▶ AIM OF THE TASK:
Repeat all the records exactly, omitting pictures.

▶ RECORDS SUPPLIED:
- - - - -

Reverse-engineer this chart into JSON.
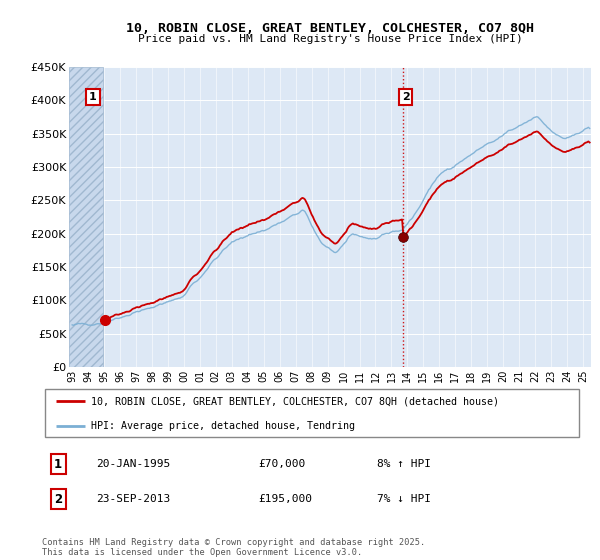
{
  "title": "10, ROBIN CLOSE, GREAT BENTLEY, COLCHESTER, CO7 8QH",
  "subtitle": "Price paid vs. HM Land Registry's House Price Index (HPI)",
  "ylim": [
    0,
    450000
  ],
  "yticks": [
    0,
    50000,
    100000,
    150000,
    200000,
    250000,
    300000,
    350000,
    400000,
    450000
  ],
  "ytick_labels": [
    "£0",
    "£50K",
    "£100K",
    "£150K",
    "£200K",
    "£250K",
    "£300K",
    "£350K",
    "£400K",
    "£450K"
  ],
  "sale1_year": 1995.05,
  "sale1_price": 70000,
  "sale1_label": "1",
  "sale1_date": "20-JAN-1995",
  "sale1_price_str": "£70,000",
  "sale1_pct": "8% ↑ HPI",
  "sale2_year": 2013.73,
  "sale2_price": 195000,
  "sale2_label": "2",
  "sale2_date": "23-SEP-2013",
  "sale2_price_str": "£195,000",
  "sale2_pct": "7% ↓ HPI",
  "legend_line1": "10, ROBIN CLOSE, GREAT BENTLEY, COLCHESTER, CO7 8QH (detached house)",
  "legend_line2": "HPI: Average price, detached house, Tendring",
  "footer": "Contains HM Land Registry data © Crown copyright and database right 2025.\nThis data is licensed under the Open Government Licence v3.0.",
  "line_color_red": "#cc0000",
  "line_color_blue": "#7bafd4",
  "plot_bg_color": "#dde8f5",
  "hatch_bg": "#c8d8ec"
}
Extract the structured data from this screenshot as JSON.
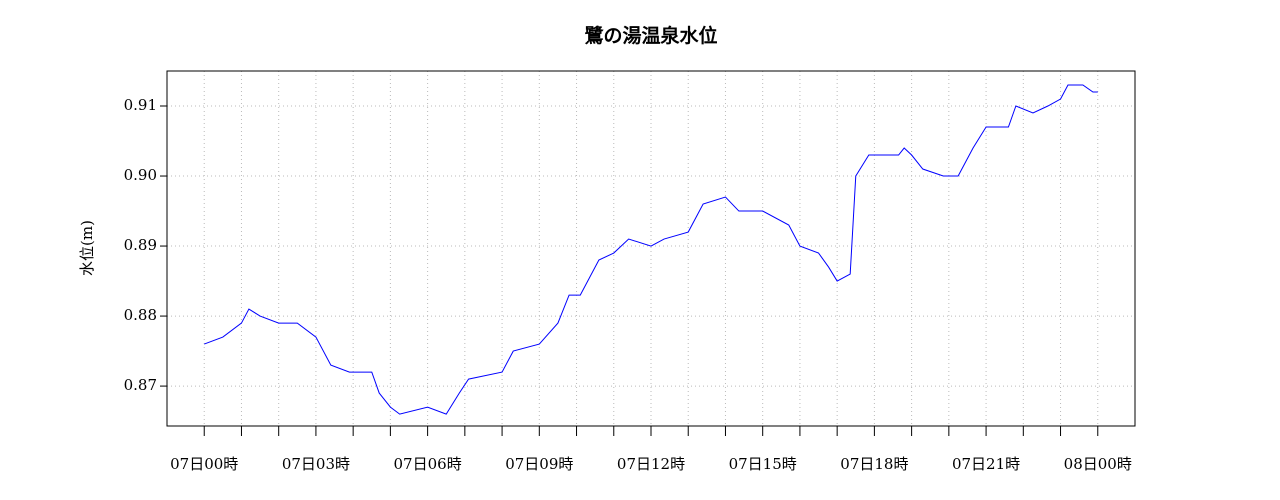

- - - - -

▶ EXERCISE OUTPUT:
Reverse-engineer this chart into JSON.
{
  "title": "10, ROBIN CLOSE, GREAT BENTLEY, COLCHESTER, CO7 8QH",
  "subtitle": "Price paid vs. HM Land Registry's House Price Index (HPI)",
  "ylim": [
    0,
    450000
  ],
  "yticks": [
    0,
    50000,
    100000,
    150000,
    200000,
    250000,
    300000,
    350000,
    400000,
    450000
  ],
  "ytick_labels": [
    "£0",
    "£50K",
    "£100K",
    "£150K",
    "£200K",
    "£250K",
    "£300K",
    "£350K",
    "£400K",
    "£450K"
  ],
  "sale1_year": 1995.05,
  "sale1_price": 70000,
  "sale1_label": "1",
  "sale1_date": "20-JAN-1995",
  "sale1_price_str": "£70,000",
  "sale1_pct": "8% ↑ HPI",
  "sale2_year": 2013.73,
  "sale2_price": 195000,
  "sale2_label": "2",
  "sale2_date": "23-SEP-2013",
  "sale2_price_str": "£195,000",
  "sale2_pct": "7% ↓ HPI",
  "legend_line1": "10, ROBIN CLOSE, GREAT BENTLEY, COLCHESTER, CO7 8QH (detached house)",
  "legend_line2": "HPI: Average price, detached house, Tendring",
  "footer": "Contains HM Land Registry data © Crown copyright and database right 2025.\nThis data is licensed under the Open Government Licence v3.0.",
  "line_color_red": "#cc0000",
  "line_color_blue": "#7bafd4",
  "plot_bg_color": "#dde8f5",
  "hatch_bg": "#c8d8ec"
}
Extract the structured data from this screenshot as JSON.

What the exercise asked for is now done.